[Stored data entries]
※

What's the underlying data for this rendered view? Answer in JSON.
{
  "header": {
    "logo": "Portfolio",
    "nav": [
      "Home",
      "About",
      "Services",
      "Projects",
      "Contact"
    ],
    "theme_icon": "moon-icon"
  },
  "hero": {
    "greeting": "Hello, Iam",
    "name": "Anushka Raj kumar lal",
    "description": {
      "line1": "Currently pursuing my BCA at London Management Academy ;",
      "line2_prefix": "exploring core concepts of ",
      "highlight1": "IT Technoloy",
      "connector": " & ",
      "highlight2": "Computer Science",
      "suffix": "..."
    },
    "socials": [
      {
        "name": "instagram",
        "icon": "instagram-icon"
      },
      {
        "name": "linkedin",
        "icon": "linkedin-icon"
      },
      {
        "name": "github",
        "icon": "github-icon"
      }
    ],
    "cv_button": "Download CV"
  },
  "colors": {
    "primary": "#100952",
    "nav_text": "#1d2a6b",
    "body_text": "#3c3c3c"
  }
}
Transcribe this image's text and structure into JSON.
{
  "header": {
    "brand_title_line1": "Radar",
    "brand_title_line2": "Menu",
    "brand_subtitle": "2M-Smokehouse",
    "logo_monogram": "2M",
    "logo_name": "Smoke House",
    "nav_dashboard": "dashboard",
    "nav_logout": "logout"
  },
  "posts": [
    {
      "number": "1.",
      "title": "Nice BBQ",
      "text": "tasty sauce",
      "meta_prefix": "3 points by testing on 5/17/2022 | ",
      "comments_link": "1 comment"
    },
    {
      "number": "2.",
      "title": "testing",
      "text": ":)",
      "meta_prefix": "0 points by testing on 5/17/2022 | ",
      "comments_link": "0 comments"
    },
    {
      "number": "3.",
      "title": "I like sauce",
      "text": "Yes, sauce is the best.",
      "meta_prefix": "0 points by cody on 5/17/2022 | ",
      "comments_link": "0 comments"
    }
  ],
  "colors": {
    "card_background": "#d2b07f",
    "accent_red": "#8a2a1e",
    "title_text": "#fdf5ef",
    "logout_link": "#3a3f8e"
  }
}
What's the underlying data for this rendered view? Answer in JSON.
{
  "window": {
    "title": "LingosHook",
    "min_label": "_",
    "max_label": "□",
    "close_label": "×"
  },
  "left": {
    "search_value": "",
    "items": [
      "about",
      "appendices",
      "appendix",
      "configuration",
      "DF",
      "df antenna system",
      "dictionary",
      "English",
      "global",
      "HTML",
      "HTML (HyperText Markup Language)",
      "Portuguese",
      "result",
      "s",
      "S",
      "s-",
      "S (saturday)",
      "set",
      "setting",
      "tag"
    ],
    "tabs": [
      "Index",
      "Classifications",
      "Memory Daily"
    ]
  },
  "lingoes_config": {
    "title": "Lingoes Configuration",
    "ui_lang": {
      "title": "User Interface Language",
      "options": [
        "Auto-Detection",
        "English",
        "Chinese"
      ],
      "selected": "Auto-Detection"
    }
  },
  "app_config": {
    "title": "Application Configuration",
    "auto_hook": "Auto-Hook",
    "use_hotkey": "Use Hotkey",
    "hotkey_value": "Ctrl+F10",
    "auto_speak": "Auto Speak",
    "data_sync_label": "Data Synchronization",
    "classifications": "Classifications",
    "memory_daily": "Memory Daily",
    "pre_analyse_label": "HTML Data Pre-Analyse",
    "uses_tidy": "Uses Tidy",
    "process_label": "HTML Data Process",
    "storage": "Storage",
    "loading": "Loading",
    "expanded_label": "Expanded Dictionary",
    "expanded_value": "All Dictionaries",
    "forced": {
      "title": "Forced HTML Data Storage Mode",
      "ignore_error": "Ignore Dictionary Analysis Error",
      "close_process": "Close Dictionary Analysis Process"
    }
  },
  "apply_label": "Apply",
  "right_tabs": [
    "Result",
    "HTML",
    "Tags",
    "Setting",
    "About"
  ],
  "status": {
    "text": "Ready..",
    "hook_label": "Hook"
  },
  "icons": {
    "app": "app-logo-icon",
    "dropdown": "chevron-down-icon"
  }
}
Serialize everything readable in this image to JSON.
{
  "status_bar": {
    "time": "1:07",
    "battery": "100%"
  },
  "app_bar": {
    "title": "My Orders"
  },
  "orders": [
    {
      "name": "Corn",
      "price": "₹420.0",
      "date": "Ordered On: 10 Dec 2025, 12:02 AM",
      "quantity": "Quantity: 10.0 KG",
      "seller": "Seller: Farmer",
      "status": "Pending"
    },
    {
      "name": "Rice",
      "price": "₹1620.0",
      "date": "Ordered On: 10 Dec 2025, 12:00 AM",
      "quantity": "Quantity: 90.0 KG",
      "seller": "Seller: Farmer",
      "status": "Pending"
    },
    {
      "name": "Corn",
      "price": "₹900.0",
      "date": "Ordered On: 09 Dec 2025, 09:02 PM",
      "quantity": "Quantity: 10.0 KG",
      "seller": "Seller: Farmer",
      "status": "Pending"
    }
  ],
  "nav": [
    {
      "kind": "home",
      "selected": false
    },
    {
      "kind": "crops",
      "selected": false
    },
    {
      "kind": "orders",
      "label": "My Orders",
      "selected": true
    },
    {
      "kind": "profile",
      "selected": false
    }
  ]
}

※

Take the lines above and retype all of them exactly.

What's the underlying data for this rendered view? Answer in JSON.
{
  "header": {
    "logo": "Portfolio",
    "nav": [
      "Home",
      "About",
      "Services",
      "Projects",
      "Contact"
    ],
    "theme_icon": "moon-icon"
  },
  "hero": {
    "greeting": "Hello, Iam",
    "name": "Anushka Raj kumar lal",
    "description": {
      "line1": "Currently pursuing my BCA at London Management Academy ;",
      "line2_prefix": "exploring core concepts of ",
      "highlight1": "IT Technoloy",
      "connector": " & ",
      "highlight2": "Computer Science",
      "suffix": "..."
    },
    "socials": [
      {
        "name": "instagram",
        "icon": "instagram-icon"
      },
      {
        "name": "linkedin",
        "icon": "linkedin-icon"
      },
      {
        "name": "github",
        "icon": "github-icon"
      }
    ],
    "cv_button": "Download CV"
  },
  "colors": {
    "primary": "#100952",
    "nav_text": "#1d2a6b",
    "body_text": "#3c3c3c"
  }
}
Transcribe this image's text and structure into JSON.
{
  "header": {
    "brand_title_line1": "Radar",
    "brand_title_line2": "Menu",
    "brand_subtitle": "2M-Smokehouse",
    "logo_monogram": "2M",
    "logo_name": "Smoke House",
    "nav_dashboard": "dashboard",
    "nav_logout": "logout"
  },
  "posts": [
    {
      "number": "1.",
      "title": "Nice BBQ",
      "text": "tasty sauce",
      "meta_prefix": "3 points by testing on 5/17/2022 | ",
      "comments_link": "1 comment"
    },
    {
      "number": "2.",
      "title": "testing",
      "text": ":)",
      "meta_prefix": "0 points by testing on 5/17/2022 | ",
      "comments_link": "0 comments"
    },
    {
      "number": "3.",
      "title": "I like sauce",
      "text": "Yes, sauce is the best.",
      "meta_prefix": "0 points by cody on 5/17/2022 | ",
      "comments_link": "0 comments"
    }
  ],
  "colors": {
    "card_background": "#d2b07f",
    "accent_red": "#8a2a1e",
    "title_text": "#fdf5ef",
    "logout_link": "#3a3f8e"
  }
}
What's the underlying data for this rendered view? Answer in JSON.
{
  "window": {
    "title": "LingosHook",
    "min_label": "_",
    "max_label": "□",
    "close_label": "×"
  },
  "left": {
    "search_value": "",
    "items": [
      "about",
      "appendices",
      "appendix",
      "configuration",
      "DF",
      "df antenna system",
      "dictionary",
      "English",
      "global",
      "HTML",
      "HTML (HyperText Markup Language)",
      "Portuguese",
      "result",
      "s",
      "S",
      "s-",
      "S (saturday)",
      "set",
      "setting",
      "tag"
    ],
    "tabs": [
      "Index",
      "Classifications",
      "Memory Daily"
    ]
  },
  "lingoes_config": {
    "title": "Lingoes Configuration",
    "ui_lang": {
      "title": "User Interface Language",
      "options": [
        "Auto-Detection",
        "English",
        "Chinese"
      ],
      "selected": "Auto-Detection"
    }
  },
  "app_config": {
    "title": "Application Configuration",
    "auto_hook": "Auto-Hook",
    "use_hotkey": "Use Hotkey",
    "hotkey_value": "Ctrl+F10",
    "auto_speak": "Auto Speak",
    "data_sync_label": "Data Synchronization",
    "classifications": "Classifications",
    "memory_daily": "Memory Daily",
    "pre_analyse_label": "HTML Data Pre-Analyse",
    "uses_tidy": "Uses Tidy",
    "process_label": "HTML Data Process",
    "storage": "Storage",
    "loading": "Loading",
    "expanded_label": "Expanded Dictionary",
    "expanded_value": "All Dictionaries",
    "forced": {
      "title": "Forced HTML Data Storage Mode",
      "ignore_error": "Ignore Dictionary Analysis Error",
      "close_process": "Close Dictionary Analysis Process"
    }
  },
  "apply_label": "Apply",
  "right_tabs": [
    "Result",
    "HTML",
    "Tags",
    "Setting",
    "About"
  ],
  "status": {
    "text": "Ready..",
    "hook_label": "Hook"
  },
  "icons": {
    "app": "app-logo-icon",
    "dropdown": "chevron-down-icon"
  }
}
Serialize everything readable in this image to JSON.
{
  "status_bar": {
    "time": "1:07",
    "battery": "100%"
  },
  "app_bar": {
    "title": "My Orders"
  },
  "orders": [
    {
      "name": "Corn",
      "price": "₹420.0",
      "date": "Ordered On: 10 Dec 2025, 12:02 AM",
      "quantity": "Quantity: 10.0 KG",
      "seller": "Seller: Farmer",
      "status": "Pending"
    },
    {
      "name": "Rice",
      "price": "₹1620.0",
      "date": "Ordered On: 10 Dec 2025, 12:00 AM",
      "quantity": "Quantity: 90.0 KG",
      "seller": "Seller: Farmer",
      "status": "Pending"
    },
    {
      "name": "Corn",
      "price": "₹900.0",
      "date": "Ordered On: 09 Dec 2025, 09:02 PM",
      "quantity": "Quantity: 10.0 KG",
      "seller": "Seller: Farmer",
      "status": "Pending"
    }
  ],
  "nav": [
    {
      "kind": "home",
      "selected": false
    },
    {
      "kind": "crops",
      "selected": false
    },
    {
      "kind": "orders",
      "label": "My Orders",
      "selected": true
    },
    {
      "kind": "profile",
      "selected": false
    }
  ]
}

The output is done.